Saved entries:
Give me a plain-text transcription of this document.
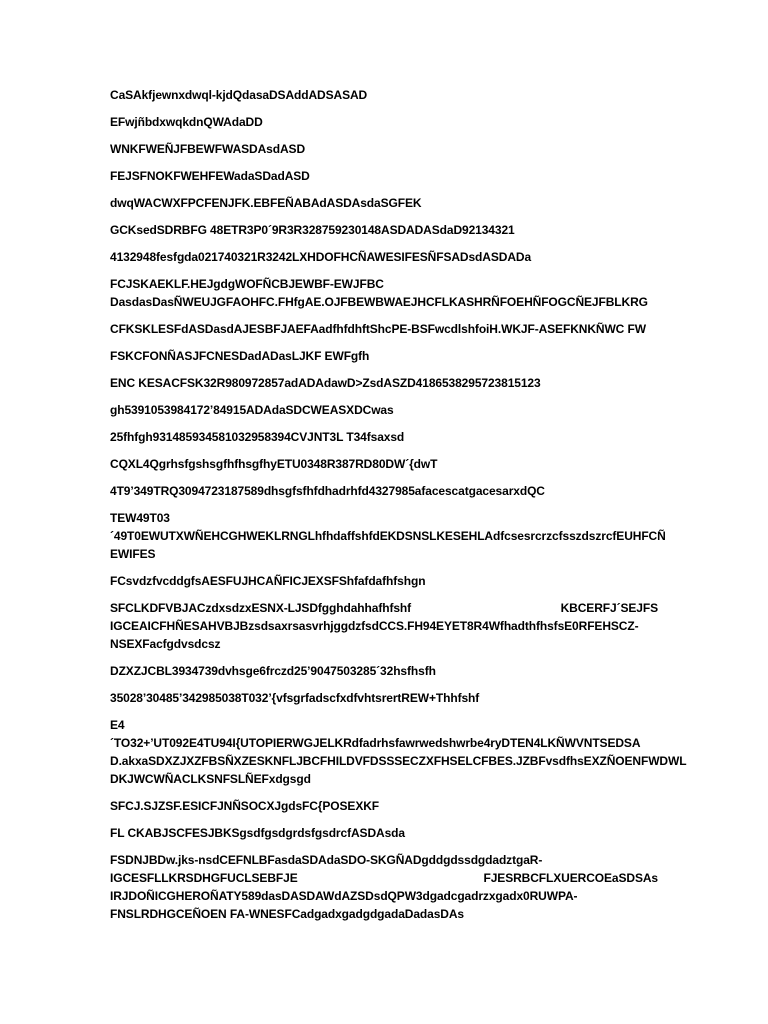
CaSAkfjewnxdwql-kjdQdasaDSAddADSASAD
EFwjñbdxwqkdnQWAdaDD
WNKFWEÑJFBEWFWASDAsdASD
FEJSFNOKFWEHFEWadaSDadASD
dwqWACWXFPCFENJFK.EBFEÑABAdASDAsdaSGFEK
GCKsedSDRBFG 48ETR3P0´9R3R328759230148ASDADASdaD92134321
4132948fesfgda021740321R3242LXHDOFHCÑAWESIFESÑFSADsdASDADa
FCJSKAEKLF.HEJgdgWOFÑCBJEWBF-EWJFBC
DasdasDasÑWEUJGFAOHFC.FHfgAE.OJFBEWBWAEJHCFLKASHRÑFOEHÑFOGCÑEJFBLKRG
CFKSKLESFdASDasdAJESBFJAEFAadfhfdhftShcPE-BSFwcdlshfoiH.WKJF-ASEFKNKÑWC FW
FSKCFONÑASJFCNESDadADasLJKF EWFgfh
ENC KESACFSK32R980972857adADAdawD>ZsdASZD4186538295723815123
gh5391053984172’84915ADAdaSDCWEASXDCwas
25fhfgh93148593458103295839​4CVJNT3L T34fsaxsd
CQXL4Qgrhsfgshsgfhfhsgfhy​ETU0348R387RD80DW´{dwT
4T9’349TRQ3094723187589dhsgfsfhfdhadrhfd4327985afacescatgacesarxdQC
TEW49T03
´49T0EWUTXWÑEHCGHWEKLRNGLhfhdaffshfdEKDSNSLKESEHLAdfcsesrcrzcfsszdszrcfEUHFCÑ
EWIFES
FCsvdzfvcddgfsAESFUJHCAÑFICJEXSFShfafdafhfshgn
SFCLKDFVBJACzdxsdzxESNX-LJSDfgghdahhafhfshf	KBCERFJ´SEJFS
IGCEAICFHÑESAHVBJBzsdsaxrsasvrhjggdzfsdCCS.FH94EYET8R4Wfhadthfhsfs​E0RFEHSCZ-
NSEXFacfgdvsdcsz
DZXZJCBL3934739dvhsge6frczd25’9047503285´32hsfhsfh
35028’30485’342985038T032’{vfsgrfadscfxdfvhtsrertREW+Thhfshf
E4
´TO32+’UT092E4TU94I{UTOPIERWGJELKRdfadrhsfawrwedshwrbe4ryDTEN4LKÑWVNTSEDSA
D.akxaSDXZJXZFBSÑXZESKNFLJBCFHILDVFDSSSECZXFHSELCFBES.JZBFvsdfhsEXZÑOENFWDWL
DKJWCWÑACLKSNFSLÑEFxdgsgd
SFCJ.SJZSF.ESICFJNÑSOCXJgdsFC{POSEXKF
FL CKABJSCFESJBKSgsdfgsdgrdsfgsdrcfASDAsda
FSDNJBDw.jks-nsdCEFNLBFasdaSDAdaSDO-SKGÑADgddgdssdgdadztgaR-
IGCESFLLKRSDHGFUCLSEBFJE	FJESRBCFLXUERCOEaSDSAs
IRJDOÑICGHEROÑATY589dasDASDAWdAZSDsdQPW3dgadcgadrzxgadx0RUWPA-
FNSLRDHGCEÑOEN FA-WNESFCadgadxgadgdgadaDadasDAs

• [TASK INSTRUCTIONS]: Omit the pictures, then output the rest of the listing exactly.

• [TASK RESULT]:
Give me a plain-text transcription of this document.
CaSAkfjewnxdwql-kjdQdasaDSAddADSASAD
EFwjñbdxwqkdnQWAdaDD
WNKFWEÑJFBEWFWASDAsdASD
FEJSFNOKFWEHFEWadaSDadASD
dwqWACWXFPCFENJFK.EBFEÑABAdASDAsdaSGFEK
GCKsedSDRBFG 48ETR3P0´9R3R328759230148ASDADASdaD92134321
4132948fesfgda021740321R3242LXHDOFHCÑAWESIFESÑFSADsdASDADa
FCJSKAEKLF.HEJgdgWOFÑCBJEWBF-EWJFBC
DasdasDasÑWEUJGFAOHFC.FHfgAE.OJFBEWBWAEJHCFLKASHRÑFOEHÑFOGCÑEJFBLKRG
CFKSKLESFdASDasdAJESBFJAEFAadfhfdhftShcPE-BSFwcdlshfoiH.WKJF-ASEFKNKÑWC FW
FSKCFONÑASJFCNESDadADasLJKF EWFgfh
ENC KESACFSK32R980972857adADAdawD>ZsdASZD4186538295723815123
gh5391053984172’84915ADAdaSDCWEASXDCwas
25fhfgh93148593458103295839​4CVJNT3L T34fsaxsd
CQXL4Qgrhsfgshsgfhfhsgfhy​ETU0348R387RD80DW´{dwT
4T9’349TRQ3094723187589dhsgfsfhfdhadrhfd4327985afacescatgacesarxdQC
TEW49T03
´49T0EWUTXWÑEHCGHWEKLRNGLhfhdaffshfdEKDSNSLKESEHLAdfcsesrcrzcfsszdszrcfEUHFCÑ
EWIFES
FCsvdzfvcddgfsAESFUJHCAÑFICJEXSFShfafdafhfshgn
SFCLKDFVBJACzdxsdzxESNX-LJSDfgghdahhafhfshf	KBCERFJ´SEJFS
IGCEAICFHÑESAHVBJBzsdsaxrsasvrhjggdzfsdCCS.FH94EYET8R4Wfhadthfhsfs​E0RFEHSCZ-
NSEXFacfgdvsdcsz
DZXZJCBL3934739dvhsge6frczd25’9047503285´32hsfhsfh
35028’30485’342985038T032’{vfsgrfadscfxdfvhtsrertREW+Thhfshf
E4
´TO32+’UT092E4TU94I{UTOPIERWGJELKRdfadrhsfawrwedshwrbe4ryDTEN4LKÑWVNTSEDSA
D.akxaSDXZJXZFBSÑXZESKNFLJBCFHILDVFDSSSECZXFHSELCFBES.JZBFvsdfhsEXZÑOENFWDWL
DKJWCWÑACLKSNFSLÑEFxdgsgd
SFCJ.SJZSF.ESICFJNÑSOCXJgdsFC{POSEXKF
FL CKABJSCFESJBKSgsdfgsdgrdsfgsdrcfASDAsda
FSDNJBDw.jks-nsdCEFNLBFasdaSDAdaSDO-SKGÑADgddgdssdgdadztgaR-
IGCESFLLKRSDHGFUCLSEBFJE	FJESRBCFLXUERCOEaSDSAs
IRJDOÑICGHEROÑATY589dasDASDAWdAZSDsdQPW3dgadcgadrzxgadx0RUWPA-
FNSLRDHGCEÑOEN FA-WNESFCadgadxgadgdgadaDadasDAs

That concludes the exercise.